§ Aim of the task
Output all of the records exactly as written.

§ Items from a figure collection
= = = = = = =

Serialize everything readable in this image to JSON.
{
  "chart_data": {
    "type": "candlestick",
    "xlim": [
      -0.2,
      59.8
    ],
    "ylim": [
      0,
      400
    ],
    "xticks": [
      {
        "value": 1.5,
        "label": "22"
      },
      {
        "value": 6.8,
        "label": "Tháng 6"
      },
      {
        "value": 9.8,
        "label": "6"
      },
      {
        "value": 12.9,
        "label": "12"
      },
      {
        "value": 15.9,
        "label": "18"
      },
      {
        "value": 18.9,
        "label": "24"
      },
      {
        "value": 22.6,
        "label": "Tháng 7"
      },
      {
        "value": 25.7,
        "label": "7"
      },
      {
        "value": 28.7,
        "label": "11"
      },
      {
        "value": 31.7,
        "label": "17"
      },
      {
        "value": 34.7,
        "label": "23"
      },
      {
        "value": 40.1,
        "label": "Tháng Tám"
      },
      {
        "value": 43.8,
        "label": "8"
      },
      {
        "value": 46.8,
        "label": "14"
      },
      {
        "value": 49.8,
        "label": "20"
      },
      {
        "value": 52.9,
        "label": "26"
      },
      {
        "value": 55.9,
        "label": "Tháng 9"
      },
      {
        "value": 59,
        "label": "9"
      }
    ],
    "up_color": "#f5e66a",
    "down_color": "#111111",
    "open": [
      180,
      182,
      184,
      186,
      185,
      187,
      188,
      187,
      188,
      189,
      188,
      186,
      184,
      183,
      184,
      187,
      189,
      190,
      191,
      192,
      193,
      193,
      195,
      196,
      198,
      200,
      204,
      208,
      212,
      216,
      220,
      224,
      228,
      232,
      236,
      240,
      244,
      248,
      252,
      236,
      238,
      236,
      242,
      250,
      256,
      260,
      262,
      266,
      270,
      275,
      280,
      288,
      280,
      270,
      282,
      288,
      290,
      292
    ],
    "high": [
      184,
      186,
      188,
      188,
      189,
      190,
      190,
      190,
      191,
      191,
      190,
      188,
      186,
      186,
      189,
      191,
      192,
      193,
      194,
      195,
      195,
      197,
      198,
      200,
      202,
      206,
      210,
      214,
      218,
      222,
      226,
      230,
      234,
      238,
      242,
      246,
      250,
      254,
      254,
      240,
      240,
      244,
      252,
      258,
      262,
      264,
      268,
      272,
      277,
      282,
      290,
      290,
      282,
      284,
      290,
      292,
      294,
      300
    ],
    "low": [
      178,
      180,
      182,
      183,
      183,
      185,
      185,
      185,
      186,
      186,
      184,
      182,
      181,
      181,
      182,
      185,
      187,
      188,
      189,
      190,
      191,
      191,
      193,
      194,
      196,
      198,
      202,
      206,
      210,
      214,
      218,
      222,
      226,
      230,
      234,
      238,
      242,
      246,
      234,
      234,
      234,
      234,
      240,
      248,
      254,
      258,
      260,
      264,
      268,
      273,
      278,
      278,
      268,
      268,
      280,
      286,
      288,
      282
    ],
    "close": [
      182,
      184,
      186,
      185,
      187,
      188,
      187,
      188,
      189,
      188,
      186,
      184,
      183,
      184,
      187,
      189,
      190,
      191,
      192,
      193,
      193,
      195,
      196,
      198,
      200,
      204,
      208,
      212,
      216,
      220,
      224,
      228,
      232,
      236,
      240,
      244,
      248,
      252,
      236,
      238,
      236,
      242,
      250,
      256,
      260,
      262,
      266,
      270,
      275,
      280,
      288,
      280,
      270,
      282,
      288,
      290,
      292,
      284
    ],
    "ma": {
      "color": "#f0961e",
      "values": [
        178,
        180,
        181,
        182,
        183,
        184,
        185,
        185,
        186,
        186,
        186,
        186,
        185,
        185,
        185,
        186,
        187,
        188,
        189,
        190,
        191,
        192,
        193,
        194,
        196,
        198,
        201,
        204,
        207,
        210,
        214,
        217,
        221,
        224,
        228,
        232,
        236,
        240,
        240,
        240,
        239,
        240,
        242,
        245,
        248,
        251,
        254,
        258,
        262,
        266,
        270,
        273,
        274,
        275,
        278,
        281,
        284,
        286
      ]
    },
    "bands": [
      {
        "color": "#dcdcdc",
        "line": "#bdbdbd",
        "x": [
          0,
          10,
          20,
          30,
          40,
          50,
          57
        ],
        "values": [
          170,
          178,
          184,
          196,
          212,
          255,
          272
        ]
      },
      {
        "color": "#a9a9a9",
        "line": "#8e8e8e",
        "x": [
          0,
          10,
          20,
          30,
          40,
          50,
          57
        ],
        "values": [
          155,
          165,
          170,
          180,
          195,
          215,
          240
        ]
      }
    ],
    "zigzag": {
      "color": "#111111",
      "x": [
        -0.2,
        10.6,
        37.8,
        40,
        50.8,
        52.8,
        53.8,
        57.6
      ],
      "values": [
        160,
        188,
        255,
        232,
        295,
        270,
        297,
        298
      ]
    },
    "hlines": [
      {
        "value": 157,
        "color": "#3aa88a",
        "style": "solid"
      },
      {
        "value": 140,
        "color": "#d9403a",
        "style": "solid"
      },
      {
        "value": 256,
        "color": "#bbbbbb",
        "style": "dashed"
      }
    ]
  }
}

= = = = = = =

§ Answer to the problem
Serialize everything readable in this image to JSON.
{
  "chart_data": {
    "type": "candlestick",
    "xlim": [
      -0.2,
      59.8
    ],
    "ylim": [
      0,
      400
    ],
    "xticks": [
      {
        "value": 1.5,
        "label": "22"
      },
      {
        "value": 6.8,
        "label": "Tháng 6"
      },
      {
        "value": 9.8,
        "label": "6"
      },
      {
        "value": 12.9,
        "label": "12"
      },
      {
        "value": 15.9,
        "label": "18"
      },
      {
        "value": 18.9,
        "label": "24"
      },
      {
        "value": 22.6,
        "label": "Tháng 7"
      },
      {
        "value": 25.7,
        "label": "7"
      },
      {
        "value": 28.7,
        "label": "11"
      },
      {
        "value": 31.7,
        "label": "17"
      },
      {
        "value": 34.7,
        "label": "23"
      },
      {
        "value": 40.1,
        "label": "Tháng Tám"
      },
      {
        "value": 43.8,
        "label": "8"
      },
      {
        "value": 46.8,
        "label": "14"
      },
      {
        "value": 49.8,
        "label": "20"
      },
      {
        "value": 52.9,
        "label": "26"
      },
      {
        "value": 55.9,
        "label": "Tháng 9"
      },
      {
        "value": 59,
        "label": "9"
      }
    ],
    "up_color": "#f5e66a",
    "down_color": "#111111",
    "open": [
      180,
      182,
      184,
      186,
      185,
      187,
      188,
      187,
      188,
      189,
      188,
      186,
      184,
      183,
      184,
      187,
      189,
      190,
      191,
      192,
      193,
      193,
      195,
      196,
      198,
      200,
      204,
      208,
      212,
      216,
      220,
      224,
      228,
      232,
      236,
      240,
      244,
      248,
      252,
      236,
      238,
      236,
      242,
      250,
      256,
      260,
      262,
      266,
      270,
      275,
      280,
      288,
      280,
      270,
      282,
      288,
      290,
      292
    ],
    "high": [
      184,
      186,
      188,
      188,
      189,
      190,
      190,
      190,
      191,
      191,
      190,
      188,
      186,
      186,
      189,
      191,
      192,
      193,
      194,
      195,
      195,
      197,
      198,
      200,
      202,
      206,
      210,
      214,
      218,
      222,
      226,
      230,
      234,
      238,
      242,
      246,
      250,
      254,
      254,
      240,
      240,
      244,
      252,
      258,
      262,
      264,
      268,
      272,
      277,
      282,
      290,
      290,
      282,
      284,
      290,
      292,
      294,
      300
    ],
    "low": [
      178,
      180,
      182,
      183,
      183,
      185,
      185,
      185,
      186,
      186,
      184,
      182,
      181,
      181,
      182,
      185,
      187,
      188,
      189,
      190,
      191,
      191,
      193,
      194,
      196,
      198,
      202,
      206,
      210,
      214,
      218,
      222,
      226,
      230,
      234,
      238,
      242,
      246,
      234,
      234,
      234,
      234,
      240,
      248,
      254,
      258,
      260,
      264,
      268,
      273,
      278,
      278,
      268,
      268,
      280,
      286,
      288,
      282
    ],
    "close": [
      182,
      184,
      186,
      185,
      187,
      188,
      187,
      188,
      189,
      188,
      186,
      184,
      183,
      184,
      187,
      189,
      190,
      191,
      192,
      193,
      193,
      195,
      196,
      198,
      200,
      204,
      208,
      212,
      216,
      220,
      224,
      228,
      232,
      236,
      240,
      244,
      248,
      252,
      236,
      238,
      236,
      242,
      250,
      256,
      260,
      262,
      266,
      270,
      275,
      280,
      288,
      280,
      270,
      282,
      288,
      290,
      292,
      284
    ],
    "ma": {
      "color": "#f0961e",
      "values": [
        178,
        180,
        181,
        182,
        183,
        184,
        185,
        185,
        186,
        186,
        186,
        186,
        185,
        185,
        185,
        186,
        187,
        188,
        189,
        190,
        191,
        192,
        193,
        194,
        196,
        198,
        201,
        204,
        207,
        210,
        214,
        217,
        221,
        224,
        228,
        232,
        236,
        240,
        240,
        240,
        239,
        240,
        242,
        245,
        248,
        251,
        254,
        258,
        262,
        266,
        270,
        273,
        274,
        275,
        278,
        281,
        284,
        286
      ]
    },
    "bands": [
      {
        "color": "#dcdcdc",
        "line": "#bdbdbd",
        "x": [
          0,
          10,
          20,
          30,
          40,
          50,
          57
        ],
        "values": [
          170,
          178,
          184,
          196,
          212,
          255,
          272
        ]
      },
      {
        "color": "#a9a9a9",
        "line": "#8e8e8e",
        "x": [
          0,
          10,
          20,
          30,
          40,
          50,
          57
        ],
        "values": [
          155,
          165,
          170,
          180,
          195,
          215,
          240
        ]
      }
    ],
    "zigzag": {
      "color": "#111111",
      "x": [
        -0.2,
        10.6,
        37.8,
        40,
        50.8,
        52.8,
        53.8,
        57.6
      ],
      "values": [
        160,
        188,
        255,
        232,
        295,
        270,
        297,
        298
      ]
    },
    "hlines": [
      {
        "value": 157,
        "color": "#3aa88a",
        "style": "solid"
      },
      {
        "value": 140,
        "color": "#d9403a",
        "style": "solid"
      },
      {
        "value": 256,
        "color": "#bbbbbb",
        "style": "dashed"
      }
    ]
  }
}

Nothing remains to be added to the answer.